Given exercise —
Among the lines of these entries, how many hold the word "title"? State only the number.

Input rows —
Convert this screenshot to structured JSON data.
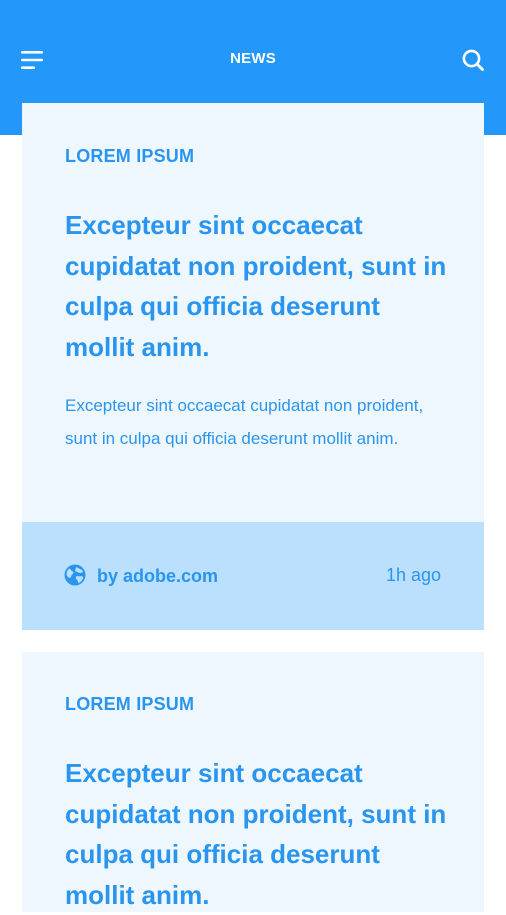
{
  "header": {
    "title": "NEWS",
    "menu_icon": "hamburger-menu-icon",
    "search_icon": "search-icon",
    "background_color": "#2497fb"
  },
  "cards": [
    {
      "category": "LOREM IPSUM",
      "title": "Excepteur sint occaecat cupidatat non proident, sunt in culpa qui officia deserunt mollit anim.",
      "body": "Excepteur sint occaecat cupidatat non proident, sunt in culpa qui officia deserunt mollit anim.",
      "source": "by adobe.com",
      "source_icon": "globe-icon",
      "time": "1h ago"
    },
    {
      "category": "LOREM IPSUM",
      "title": "Excepteur sint occaecat cupidatat non proident, sunt in culpa qui officia deserunt mollit anim."
    }
  ],
  "colors": {
    "accent_text": "#2a95ee",
    "card_background": "#eef7fe",
    "footer_background": "#bae0fd"
  }
}
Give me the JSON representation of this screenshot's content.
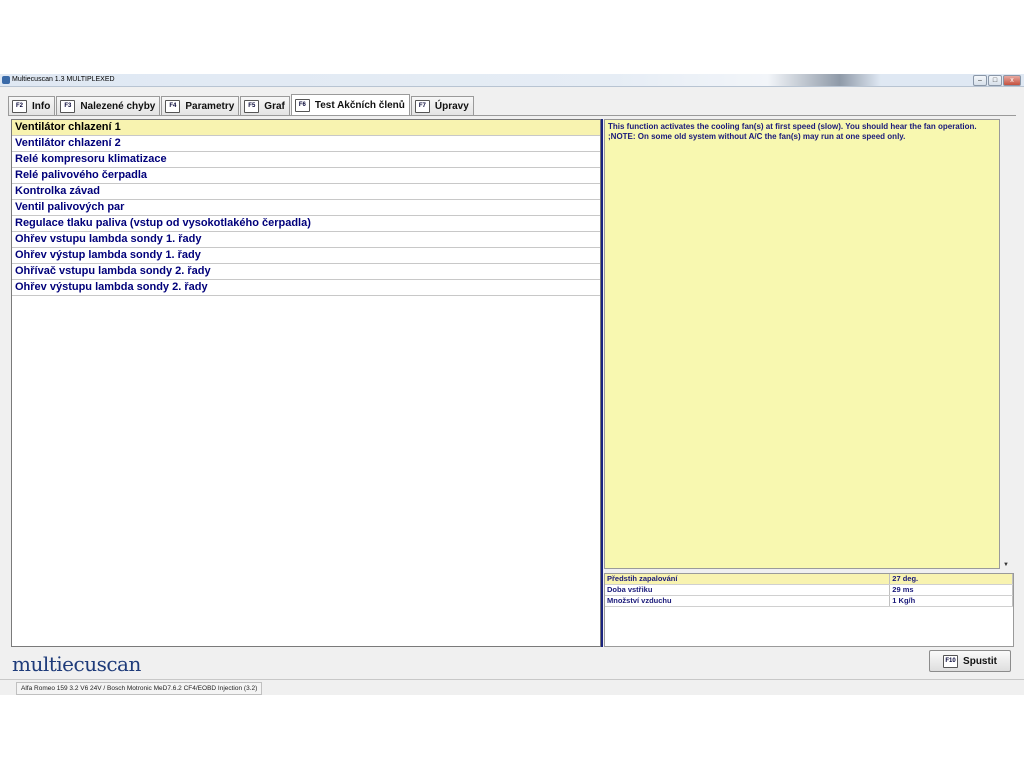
{
  "window": {
    "title": "Multiecuscan 1.3 MULTIPLEXED",
    "minimize": "–",
    "maximize": "□",
    "close": "x"
  },
  "tabs": [
    {
      "key": "F2",
      "label": "Info"
    },
    {
      "key": "F3",
      "label": "Nalezené chyby"
    },
    {
      "key": "F4",
      "label": "Parametry"
    },
    {
      "key": "F5",
      "label": "Graf"
    },
    {
      "key": "F6",
      "label": "Test Akčních členů"
    },
    {
      "key": "F7",
      "label": "Úpravy"
    }
  ],
  "active_tab": "F6",
  "actuators": [
    "Ventilátor chlazení 1",
    "Ventilátor chlazení 2",
    "Relé kompresoru klimatizace",
    "Relé palivového čerpadla",
    "Kontrolka závad",
    "Ventil palivových par",
    "Regulace tlaku paliva (vstup od vysokotlakého čerpadla)",
    "Ohřev vstupu lambda sondy 1. řady",
    "Ohřev výstup lambda sondy 1. řady",
    "Ohřívač vstupu lambda sondy 2. řady",
    "Ohřev výstupu lambda sondy 2. řady"
  ],
  "selected_actuator": 0,
  "description": {
    "line1": "This function activates the cooling fan(s) at first speed (slow). You should hear the fan operation.",
    "line2": ";NOTE: On some old system without A/C the fan(s) may run at one speed only."
  },
  "parameters": [
    {
      "name": "Předstih zapalování",
      "value": "27 deg."
    },
    {
      "name": "Doba vstřiku",
      "value": "29 ms"
    },
    {
      "name": "Množství vzduchu",
      "value": "1 Kg/h"
    }
  ],
  "logo": "multiecuscan",
  "run_button": {
    "key": "F10",
    "label": "Spustit"
  },
  "status": "Alfa Romeo 159 3.2 V6 24V / Bosch Motronic MeD7.6.2 CF4/EOBD Injection (3.2)",
  "colors": {
    "selected_row": "#f8f3b0",
    "description_bg": "#f8f8b0",
    "text_blue": "#00007a",
    "divider": "#1a237e"
  }
}
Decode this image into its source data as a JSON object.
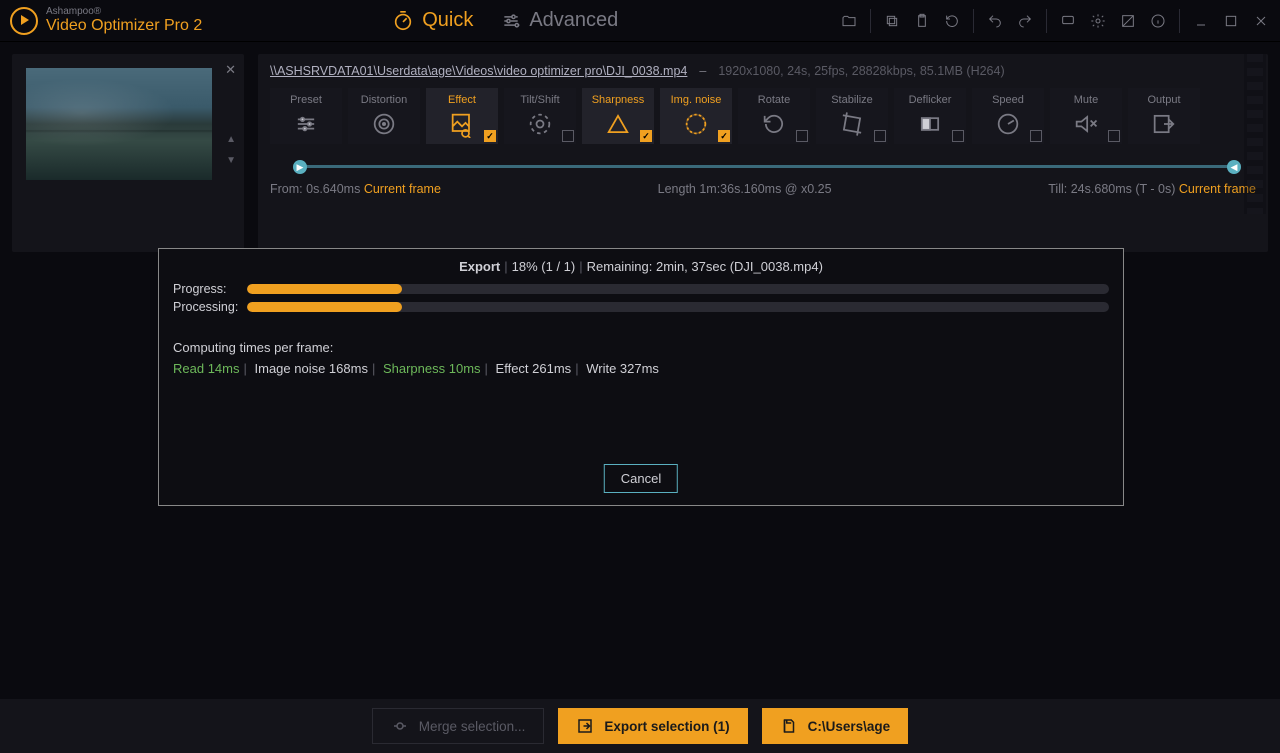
{
  "brand": {
    "line1": "Ashampoo®",
    "line2": "Video Optimizer Pro 2"
  },
  "modes": {
    "quick": "Quick",
    "advanced": "Advanced"
  },
  "file": {
    "path": "\\\\ASHSRVDATA01\\Userdata\\age\\Videos\\video optimizer pro\\DJI_0038.mp4",
    "meta": "1920x1080, 24s, 25fps, 28828kbps, 85.1MB (H264)"
  },
  "tiles": [
    {
      "label": "Preset",
      "icon": "sliders",
      "active": false,
      "checked": null
    },
    {
      "label": "Distortion",
      "icon": "target",
      "active": false,
      "checked": null
    },
    {
      "label": "Effect",
      "icon": "image-fx",
      "active": true,
      "checked": true
    },
    {
      "label": "Tilt/Shift",
      "icon": "aperture",
      "active": false,
      "checked": false
    },
    {
      "label": "Sharpness",
      "icon": "triangle",
      "active": true,
      "checked": true
    },
    {
      "label": "Img. noise",
      "icon": "globe",
      "active": true,
      "checked": true
    },
    {
      "label": "Rotate",
      "icon": "rotate",
      "active": false,
      "checked": false
    },
    {
      "label": "Stabilize",
      "icon": "crop",
      "active": false,
      "checked": false
    },
    {
      "label": "Deflicker",
      "icon": "contrast",
      "active": false,
      "checked": false
    },
    {
      "label": "Speed",
      "icon": "gauge",
      "active": false,
      "checked": false
    },
    {
      "label": "Mute",
      "icon": "mute",
      "active": false,
      "checked": false
    },
    {
      "label": "Output",
      "icon": "output",
      "active": false,
      "checked": null
    }
  ],
  "timeline": {
    "from_label": "From:",
    "from_time": "0s.640ms",
    "from_cur": "Current frame",
    "length_label": "Length 1m:36s.160ms @ x0.25",
    "till_label": "Till:",
    "till_time": "24s.680ms (T - 0s)",
    "till_cur": "Current frame"
  },
  "export": {
    "title": "Export",
    "percent_text": "18% (1 / 1)",
    "remaining": "Remaining: 2min, 37sec (DJI_0038.mp4)",
    "progress_label": "Progress:",
    "processing_label": "Processing:",
    "progress_pct": 18,
    "processing_pct": 18,
    "computing_label": "Computing times per frame:",
    "times": {
      "read": "Read 14ms",
      "noise": "Image noise 168ms",
      "sharp": "Sharpness 10ms",
      "effect": "Effect 261ms",
      "write": "Write 327ms"
    },
    "cancel": "Cancel"
  },
  "bottom": {
    "merge": "Merge selection...",
    "export": "Export selection (1)",
    "path": "C:\\Users\\age"
  }
}
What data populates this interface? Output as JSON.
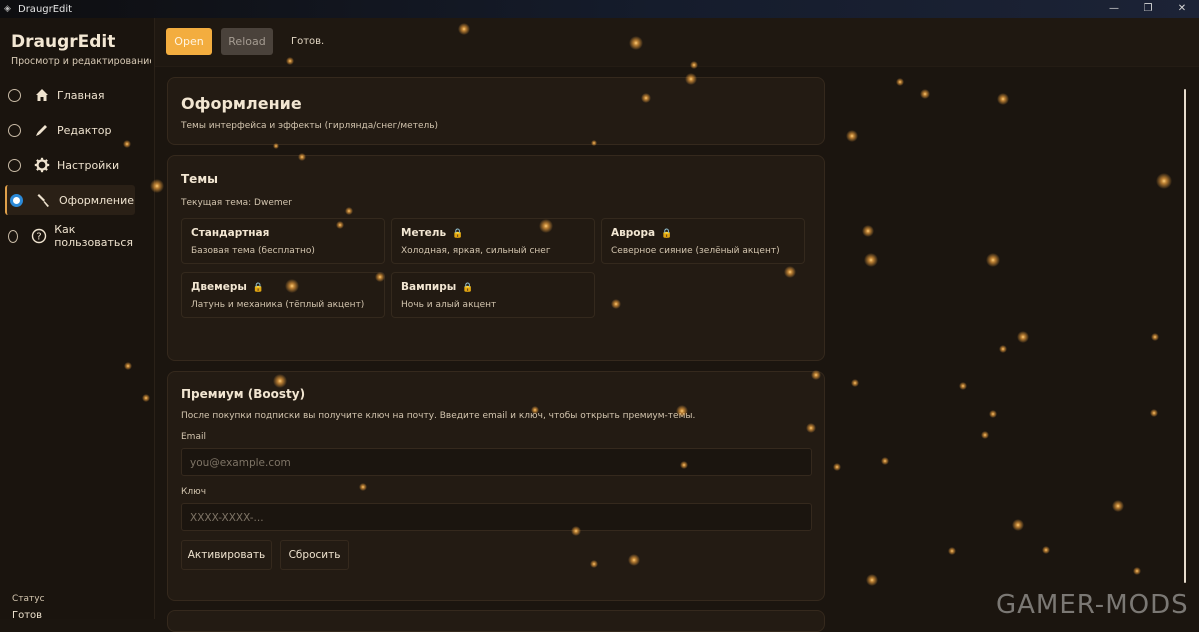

Result of this task —
5